(Rows from a figure dataset)
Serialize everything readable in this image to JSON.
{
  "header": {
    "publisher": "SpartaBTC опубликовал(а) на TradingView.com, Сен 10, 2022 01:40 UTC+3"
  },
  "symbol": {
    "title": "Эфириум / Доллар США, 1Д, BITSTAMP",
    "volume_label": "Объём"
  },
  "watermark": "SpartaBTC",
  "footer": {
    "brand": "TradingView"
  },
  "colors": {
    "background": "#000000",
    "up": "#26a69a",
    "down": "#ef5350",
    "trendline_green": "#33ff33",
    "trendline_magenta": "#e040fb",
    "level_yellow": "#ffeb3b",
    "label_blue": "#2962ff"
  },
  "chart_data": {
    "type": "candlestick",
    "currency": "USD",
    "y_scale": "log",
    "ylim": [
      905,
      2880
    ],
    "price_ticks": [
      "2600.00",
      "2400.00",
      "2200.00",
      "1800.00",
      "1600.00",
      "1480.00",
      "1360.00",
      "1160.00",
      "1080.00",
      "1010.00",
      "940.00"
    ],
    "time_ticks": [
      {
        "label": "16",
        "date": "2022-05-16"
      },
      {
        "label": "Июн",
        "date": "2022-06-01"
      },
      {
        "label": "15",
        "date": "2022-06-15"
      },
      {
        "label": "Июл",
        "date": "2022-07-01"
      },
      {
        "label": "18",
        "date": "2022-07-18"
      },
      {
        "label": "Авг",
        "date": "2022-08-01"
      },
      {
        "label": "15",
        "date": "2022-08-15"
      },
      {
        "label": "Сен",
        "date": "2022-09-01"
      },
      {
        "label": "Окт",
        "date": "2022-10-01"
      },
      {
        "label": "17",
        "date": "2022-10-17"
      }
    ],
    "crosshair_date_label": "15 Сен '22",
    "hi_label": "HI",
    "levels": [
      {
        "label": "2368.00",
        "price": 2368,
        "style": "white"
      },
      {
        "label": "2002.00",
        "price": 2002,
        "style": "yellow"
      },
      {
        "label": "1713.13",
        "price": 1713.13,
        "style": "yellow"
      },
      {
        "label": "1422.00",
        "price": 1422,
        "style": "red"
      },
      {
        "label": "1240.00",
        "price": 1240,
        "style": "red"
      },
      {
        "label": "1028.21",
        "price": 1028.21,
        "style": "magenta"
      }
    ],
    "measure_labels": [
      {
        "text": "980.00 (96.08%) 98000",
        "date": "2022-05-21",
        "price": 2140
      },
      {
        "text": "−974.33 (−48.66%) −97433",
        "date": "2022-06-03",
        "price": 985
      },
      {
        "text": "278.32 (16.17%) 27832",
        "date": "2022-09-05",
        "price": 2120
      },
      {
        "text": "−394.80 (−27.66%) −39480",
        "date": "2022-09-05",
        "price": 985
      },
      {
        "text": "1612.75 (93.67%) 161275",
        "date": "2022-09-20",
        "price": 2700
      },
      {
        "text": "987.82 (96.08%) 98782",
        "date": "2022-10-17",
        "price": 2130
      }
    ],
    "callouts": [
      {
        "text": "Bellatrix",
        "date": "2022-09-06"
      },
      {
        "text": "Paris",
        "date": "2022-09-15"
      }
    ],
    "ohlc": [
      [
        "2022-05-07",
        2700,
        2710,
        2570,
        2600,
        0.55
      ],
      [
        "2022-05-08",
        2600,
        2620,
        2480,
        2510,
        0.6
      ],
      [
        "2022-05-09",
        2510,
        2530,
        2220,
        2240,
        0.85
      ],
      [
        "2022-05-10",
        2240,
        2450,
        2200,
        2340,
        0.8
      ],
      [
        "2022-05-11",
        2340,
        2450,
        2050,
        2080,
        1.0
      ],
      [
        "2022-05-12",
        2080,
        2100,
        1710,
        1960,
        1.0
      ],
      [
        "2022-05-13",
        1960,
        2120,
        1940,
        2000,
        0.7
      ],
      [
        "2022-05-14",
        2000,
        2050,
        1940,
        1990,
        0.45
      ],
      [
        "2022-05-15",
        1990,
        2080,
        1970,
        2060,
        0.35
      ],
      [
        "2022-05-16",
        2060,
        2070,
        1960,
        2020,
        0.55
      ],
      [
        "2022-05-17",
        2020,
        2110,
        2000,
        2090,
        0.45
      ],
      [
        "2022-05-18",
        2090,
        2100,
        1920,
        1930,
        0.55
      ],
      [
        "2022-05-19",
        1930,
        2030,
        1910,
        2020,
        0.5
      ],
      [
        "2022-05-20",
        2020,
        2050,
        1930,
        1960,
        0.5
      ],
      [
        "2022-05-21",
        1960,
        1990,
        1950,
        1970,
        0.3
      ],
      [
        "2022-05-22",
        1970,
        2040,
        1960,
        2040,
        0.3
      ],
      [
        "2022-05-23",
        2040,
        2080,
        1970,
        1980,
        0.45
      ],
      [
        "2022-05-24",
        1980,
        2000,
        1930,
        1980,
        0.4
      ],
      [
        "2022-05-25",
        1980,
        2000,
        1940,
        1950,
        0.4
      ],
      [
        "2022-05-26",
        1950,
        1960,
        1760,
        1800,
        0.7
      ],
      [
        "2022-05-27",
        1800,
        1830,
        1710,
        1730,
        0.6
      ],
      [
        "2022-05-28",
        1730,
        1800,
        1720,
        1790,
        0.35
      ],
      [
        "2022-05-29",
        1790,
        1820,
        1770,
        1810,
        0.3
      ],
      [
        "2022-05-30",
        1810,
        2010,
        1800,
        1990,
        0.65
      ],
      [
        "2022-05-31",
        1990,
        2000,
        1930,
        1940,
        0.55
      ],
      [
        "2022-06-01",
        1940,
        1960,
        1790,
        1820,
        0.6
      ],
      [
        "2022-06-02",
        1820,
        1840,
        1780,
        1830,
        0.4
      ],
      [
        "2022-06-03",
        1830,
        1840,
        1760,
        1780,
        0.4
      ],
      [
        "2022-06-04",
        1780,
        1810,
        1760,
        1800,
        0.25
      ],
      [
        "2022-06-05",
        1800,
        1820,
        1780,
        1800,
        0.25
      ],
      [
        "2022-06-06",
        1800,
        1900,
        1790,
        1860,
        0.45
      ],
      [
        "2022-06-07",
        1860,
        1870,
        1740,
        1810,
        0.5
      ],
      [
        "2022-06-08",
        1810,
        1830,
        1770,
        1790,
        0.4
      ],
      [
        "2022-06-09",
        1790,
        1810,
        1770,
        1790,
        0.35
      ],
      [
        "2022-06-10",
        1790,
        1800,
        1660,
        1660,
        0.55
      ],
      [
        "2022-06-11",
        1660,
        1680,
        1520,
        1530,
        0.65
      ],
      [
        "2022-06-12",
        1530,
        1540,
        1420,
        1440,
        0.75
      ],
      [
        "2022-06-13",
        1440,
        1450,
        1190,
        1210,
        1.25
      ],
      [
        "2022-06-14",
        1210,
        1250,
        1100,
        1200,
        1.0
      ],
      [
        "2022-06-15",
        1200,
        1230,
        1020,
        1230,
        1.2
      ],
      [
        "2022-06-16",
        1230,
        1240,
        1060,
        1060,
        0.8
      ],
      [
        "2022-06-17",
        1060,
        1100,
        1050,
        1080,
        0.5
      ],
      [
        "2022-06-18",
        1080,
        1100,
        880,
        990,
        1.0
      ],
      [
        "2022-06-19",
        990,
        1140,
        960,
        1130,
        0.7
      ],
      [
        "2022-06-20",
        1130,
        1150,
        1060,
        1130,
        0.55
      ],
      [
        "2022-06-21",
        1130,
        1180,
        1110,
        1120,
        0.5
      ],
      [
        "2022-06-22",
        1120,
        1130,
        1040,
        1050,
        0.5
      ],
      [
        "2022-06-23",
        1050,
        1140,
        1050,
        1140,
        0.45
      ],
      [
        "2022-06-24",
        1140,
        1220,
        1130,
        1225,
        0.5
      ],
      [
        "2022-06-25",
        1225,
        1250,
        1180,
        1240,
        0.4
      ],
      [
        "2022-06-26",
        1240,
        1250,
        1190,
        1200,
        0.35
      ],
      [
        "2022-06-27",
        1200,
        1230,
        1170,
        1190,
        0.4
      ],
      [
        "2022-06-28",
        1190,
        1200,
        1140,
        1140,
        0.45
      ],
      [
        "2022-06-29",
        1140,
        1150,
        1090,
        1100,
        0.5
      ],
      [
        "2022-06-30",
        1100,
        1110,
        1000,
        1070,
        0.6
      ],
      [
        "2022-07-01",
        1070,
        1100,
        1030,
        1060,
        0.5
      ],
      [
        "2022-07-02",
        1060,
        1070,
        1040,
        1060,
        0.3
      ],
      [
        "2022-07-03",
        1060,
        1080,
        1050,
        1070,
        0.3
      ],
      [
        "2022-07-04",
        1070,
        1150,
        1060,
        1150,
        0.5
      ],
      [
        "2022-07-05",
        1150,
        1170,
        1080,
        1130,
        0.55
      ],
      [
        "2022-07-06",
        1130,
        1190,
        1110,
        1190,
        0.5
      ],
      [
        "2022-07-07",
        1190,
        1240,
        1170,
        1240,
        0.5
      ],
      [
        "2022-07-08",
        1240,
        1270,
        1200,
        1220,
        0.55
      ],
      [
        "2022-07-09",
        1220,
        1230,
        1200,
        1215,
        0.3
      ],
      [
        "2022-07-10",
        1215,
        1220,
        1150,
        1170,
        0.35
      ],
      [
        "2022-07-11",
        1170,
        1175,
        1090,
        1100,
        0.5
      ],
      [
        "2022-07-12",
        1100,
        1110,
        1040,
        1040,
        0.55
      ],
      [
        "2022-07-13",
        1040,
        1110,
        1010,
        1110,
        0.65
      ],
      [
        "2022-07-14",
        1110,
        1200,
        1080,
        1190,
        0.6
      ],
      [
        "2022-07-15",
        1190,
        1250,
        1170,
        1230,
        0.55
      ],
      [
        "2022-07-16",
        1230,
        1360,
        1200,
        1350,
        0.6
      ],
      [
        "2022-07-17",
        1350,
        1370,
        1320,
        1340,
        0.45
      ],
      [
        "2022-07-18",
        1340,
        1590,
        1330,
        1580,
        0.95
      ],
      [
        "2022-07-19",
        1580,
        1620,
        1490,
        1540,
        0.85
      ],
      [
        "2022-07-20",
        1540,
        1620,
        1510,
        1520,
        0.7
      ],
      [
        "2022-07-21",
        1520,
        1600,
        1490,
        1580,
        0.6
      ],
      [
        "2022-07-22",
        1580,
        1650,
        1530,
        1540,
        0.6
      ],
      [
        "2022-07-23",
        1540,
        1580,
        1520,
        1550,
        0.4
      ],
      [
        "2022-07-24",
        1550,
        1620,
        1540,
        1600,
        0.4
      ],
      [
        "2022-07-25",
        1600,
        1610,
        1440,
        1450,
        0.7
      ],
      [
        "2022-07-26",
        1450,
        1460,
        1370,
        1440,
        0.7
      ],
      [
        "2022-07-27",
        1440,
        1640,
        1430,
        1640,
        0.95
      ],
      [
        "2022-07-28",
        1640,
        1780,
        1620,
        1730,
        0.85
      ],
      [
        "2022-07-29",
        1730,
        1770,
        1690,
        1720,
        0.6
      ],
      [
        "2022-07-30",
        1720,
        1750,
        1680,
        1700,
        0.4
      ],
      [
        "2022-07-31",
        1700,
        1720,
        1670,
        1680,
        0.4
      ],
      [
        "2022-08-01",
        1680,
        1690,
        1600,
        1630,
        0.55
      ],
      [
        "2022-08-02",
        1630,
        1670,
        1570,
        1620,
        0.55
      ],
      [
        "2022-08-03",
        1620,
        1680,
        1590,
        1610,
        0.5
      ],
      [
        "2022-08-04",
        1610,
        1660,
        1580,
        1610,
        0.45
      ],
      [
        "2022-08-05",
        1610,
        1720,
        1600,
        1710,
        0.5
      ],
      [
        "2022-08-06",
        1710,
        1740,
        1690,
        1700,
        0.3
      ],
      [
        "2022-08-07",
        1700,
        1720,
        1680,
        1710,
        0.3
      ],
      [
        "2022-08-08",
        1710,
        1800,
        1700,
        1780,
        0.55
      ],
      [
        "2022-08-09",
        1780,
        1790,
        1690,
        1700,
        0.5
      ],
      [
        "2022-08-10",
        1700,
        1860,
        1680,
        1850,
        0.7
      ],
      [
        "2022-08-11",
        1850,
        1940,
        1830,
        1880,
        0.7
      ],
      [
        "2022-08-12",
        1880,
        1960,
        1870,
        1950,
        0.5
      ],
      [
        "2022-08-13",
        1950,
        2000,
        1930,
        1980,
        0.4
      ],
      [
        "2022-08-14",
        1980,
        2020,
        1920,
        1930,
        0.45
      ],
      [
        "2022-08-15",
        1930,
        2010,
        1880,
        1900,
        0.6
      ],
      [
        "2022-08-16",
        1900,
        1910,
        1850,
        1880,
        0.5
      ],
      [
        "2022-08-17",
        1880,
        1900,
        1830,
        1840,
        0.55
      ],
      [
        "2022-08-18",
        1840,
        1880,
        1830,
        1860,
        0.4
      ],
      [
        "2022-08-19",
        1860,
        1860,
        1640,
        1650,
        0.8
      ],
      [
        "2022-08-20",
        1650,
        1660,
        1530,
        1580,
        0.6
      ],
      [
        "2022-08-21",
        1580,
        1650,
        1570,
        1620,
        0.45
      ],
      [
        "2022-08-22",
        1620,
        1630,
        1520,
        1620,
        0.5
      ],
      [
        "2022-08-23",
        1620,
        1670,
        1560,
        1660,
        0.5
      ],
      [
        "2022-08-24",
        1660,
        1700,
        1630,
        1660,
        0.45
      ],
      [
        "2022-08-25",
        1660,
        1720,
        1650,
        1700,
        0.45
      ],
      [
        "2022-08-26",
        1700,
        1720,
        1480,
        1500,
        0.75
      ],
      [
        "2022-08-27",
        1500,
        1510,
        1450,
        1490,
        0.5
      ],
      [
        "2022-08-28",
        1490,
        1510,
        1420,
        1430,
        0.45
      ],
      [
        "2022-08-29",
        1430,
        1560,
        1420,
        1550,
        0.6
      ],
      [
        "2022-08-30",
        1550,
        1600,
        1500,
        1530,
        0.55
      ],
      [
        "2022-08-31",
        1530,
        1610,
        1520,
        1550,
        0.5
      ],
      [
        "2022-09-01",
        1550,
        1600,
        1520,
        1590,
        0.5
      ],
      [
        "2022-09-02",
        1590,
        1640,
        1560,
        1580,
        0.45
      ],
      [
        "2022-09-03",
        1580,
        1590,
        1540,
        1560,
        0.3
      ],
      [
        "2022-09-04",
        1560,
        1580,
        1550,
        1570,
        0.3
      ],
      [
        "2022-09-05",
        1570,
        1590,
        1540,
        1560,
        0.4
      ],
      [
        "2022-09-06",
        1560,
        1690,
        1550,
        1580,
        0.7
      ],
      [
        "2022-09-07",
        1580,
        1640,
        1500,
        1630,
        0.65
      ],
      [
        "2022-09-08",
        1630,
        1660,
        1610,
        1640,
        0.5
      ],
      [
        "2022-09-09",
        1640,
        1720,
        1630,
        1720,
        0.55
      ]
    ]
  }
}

◆ The problem: Pull out each line of the listing that holds the string "SpartaBTC".

◆ Problem solution:
    "publisher": "SpartaBTC опубликовал(а) на TradingView.com, Сен 10, 2022 01:40 UTC+3"
  "watermark": "SpartaBTC",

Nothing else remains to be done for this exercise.